Filter the records below down to lines containing "labels".
(begin)
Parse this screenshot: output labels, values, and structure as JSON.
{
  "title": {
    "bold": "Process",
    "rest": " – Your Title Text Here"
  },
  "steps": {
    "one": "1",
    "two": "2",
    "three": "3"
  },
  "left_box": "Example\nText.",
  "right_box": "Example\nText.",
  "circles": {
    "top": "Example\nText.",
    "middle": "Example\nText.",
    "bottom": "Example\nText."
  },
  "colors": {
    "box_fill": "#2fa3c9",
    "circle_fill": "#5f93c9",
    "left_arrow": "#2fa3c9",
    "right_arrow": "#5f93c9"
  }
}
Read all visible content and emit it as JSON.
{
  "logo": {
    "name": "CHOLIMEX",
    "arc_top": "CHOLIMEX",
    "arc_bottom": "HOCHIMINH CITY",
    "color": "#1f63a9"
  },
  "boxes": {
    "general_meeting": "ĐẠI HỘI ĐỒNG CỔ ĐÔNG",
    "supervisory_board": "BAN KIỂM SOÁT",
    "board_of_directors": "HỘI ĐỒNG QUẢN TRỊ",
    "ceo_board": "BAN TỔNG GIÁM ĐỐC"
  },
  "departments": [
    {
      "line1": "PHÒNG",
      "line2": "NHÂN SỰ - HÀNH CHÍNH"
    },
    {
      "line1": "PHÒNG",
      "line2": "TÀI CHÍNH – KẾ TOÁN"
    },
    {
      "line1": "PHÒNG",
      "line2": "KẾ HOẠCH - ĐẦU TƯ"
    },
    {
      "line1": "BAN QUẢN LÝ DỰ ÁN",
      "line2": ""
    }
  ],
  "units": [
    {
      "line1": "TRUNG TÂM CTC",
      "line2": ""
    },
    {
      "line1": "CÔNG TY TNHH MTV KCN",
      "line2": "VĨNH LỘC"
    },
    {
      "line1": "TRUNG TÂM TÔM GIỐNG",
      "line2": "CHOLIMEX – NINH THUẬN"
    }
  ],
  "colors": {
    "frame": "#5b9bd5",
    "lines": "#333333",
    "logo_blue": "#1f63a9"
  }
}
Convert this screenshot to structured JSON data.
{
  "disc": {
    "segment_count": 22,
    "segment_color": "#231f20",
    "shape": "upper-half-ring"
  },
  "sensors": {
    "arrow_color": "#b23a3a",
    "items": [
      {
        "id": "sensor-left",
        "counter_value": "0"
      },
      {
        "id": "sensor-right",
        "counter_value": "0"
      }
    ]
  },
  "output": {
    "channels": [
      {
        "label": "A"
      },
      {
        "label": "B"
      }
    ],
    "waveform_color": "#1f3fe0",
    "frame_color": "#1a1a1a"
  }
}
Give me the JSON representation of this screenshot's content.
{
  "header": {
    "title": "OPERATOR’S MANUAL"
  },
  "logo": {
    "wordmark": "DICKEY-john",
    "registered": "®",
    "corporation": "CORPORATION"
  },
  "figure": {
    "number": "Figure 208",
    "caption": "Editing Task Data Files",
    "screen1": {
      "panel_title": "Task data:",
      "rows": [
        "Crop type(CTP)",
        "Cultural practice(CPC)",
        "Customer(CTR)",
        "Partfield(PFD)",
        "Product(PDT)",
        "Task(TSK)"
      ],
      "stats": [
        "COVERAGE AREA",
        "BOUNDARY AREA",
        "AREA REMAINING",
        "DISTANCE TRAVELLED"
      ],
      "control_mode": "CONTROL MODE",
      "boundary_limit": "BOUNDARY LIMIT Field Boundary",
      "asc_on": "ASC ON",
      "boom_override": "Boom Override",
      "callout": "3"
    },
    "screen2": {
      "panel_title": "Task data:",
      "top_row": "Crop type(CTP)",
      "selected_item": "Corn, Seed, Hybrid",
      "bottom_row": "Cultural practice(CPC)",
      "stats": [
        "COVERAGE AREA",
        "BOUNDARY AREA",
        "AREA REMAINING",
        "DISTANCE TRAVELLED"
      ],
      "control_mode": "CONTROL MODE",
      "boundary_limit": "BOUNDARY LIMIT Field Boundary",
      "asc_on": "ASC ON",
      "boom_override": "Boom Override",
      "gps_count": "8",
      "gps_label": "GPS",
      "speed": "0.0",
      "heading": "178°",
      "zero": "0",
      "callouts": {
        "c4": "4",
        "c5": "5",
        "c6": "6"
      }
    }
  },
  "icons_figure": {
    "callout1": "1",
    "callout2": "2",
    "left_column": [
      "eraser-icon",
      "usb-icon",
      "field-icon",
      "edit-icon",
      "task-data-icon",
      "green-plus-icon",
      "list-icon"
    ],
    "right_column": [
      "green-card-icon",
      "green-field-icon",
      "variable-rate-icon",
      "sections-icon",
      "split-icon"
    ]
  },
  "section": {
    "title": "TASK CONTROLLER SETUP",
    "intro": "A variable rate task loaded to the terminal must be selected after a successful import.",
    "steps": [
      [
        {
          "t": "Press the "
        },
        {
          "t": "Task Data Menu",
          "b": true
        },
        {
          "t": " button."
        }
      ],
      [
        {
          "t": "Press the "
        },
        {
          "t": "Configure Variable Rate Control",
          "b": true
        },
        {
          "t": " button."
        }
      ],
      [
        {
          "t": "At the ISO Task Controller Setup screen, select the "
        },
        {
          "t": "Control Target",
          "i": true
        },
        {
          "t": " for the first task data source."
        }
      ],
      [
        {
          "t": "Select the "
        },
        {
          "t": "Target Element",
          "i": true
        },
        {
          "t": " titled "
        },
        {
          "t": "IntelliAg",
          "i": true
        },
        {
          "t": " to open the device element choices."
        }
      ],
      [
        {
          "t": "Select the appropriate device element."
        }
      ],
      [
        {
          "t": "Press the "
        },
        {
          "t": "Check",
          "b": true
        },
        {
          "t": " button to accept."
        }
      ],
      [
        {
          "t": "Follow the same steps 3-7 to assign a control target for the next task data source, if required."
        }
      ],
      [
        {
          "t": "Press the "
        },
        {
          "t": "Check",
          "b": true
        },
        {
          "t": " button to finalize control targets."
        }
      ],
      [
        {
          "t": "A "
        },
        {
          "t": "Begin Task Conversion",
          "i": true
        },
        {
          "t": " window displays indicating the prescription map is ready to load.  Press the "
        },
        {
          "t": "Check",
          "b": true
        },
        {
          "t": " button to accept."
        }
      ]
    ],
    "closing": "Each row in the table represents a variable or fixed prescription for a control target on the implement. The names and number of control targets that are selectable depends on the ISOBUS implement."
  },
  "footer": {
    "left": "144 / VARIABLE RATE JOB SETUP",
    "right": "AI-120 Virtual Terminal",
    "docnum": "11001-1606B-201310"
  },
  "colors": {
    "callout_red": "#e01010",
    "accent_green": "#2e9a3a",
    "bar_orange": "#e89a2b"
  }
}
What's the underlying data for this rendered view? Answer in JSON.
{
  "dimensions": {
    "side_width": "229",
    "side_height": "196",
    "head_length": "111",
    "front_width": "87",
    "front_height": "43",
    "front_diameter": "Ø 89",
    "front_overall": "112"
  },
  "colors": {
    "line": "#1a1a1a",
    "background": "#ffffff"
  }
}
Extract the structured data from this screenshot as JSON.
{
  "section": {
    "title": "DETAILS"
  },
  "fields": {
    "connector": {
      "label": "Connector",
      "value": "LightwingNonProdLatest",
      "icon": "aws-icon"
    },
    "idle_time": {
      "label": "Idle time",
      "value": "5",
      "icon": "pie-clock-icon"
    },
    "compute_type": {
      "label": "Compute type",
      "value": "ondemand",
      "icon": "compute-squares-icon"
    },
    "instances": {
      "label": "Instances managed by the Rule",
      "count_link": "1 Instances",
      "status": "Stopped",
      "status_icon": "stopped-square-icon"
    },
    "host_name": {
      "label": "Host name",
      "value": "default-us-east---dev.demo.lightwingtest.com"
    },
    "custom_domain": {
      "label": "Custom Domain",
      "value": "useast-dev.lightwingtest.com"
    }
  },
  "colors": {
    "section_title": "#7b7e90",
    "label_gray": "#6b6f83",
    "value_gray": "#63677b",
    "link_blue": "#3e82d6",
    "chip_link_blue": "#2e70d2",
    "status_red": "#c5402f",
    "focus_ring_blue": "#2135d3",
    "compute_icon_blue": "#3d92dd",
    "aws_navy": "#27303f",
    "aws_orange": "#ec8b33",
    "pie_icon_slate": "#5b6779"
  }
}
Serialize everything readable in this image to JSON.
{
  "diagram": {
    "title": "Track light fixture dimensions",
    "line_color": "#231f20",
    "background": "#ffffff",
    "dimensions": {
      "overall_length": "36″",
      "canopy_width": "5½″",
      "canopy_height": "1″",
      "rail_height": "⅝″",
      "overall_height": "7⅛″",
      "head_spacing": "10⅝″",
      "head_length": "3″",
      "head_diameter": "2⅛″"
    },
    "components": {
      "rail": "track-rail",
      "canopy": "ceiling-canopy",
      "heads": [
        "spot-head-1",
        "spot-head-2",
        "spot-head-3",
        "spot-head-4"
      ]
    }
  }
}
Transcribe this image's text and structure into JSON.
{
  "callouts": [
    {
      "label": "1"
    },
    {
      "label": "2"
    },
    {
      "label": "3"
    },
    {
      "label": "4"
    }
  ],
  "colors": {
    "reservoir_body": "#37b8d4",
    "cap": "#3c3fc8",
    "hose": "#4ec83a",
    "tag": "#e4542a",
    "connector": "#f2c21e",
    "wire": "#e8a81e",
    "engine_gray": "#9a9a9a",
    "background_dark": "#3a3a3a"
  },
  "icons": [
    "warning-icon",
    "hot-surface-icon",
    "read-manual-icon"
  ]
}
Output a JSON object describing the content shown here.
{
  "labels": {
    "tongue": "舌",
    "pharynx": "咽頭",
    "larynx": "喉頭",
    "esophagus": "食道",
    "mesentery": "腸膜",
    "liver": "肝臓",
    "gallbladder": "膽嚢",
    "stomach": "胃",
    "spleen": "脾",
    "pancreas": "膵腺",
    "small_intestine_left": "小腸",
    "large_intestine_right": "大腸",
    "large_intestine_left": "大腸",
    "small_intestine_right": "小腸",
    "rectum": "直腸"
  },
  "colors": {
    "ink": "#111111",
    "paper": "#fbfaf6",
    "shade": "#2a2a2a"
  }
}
(end)
- **ANSWER FOR THIS EXERCISE**
Parse this screenshot: output labels, values, and structure as JSON.
  "labels": {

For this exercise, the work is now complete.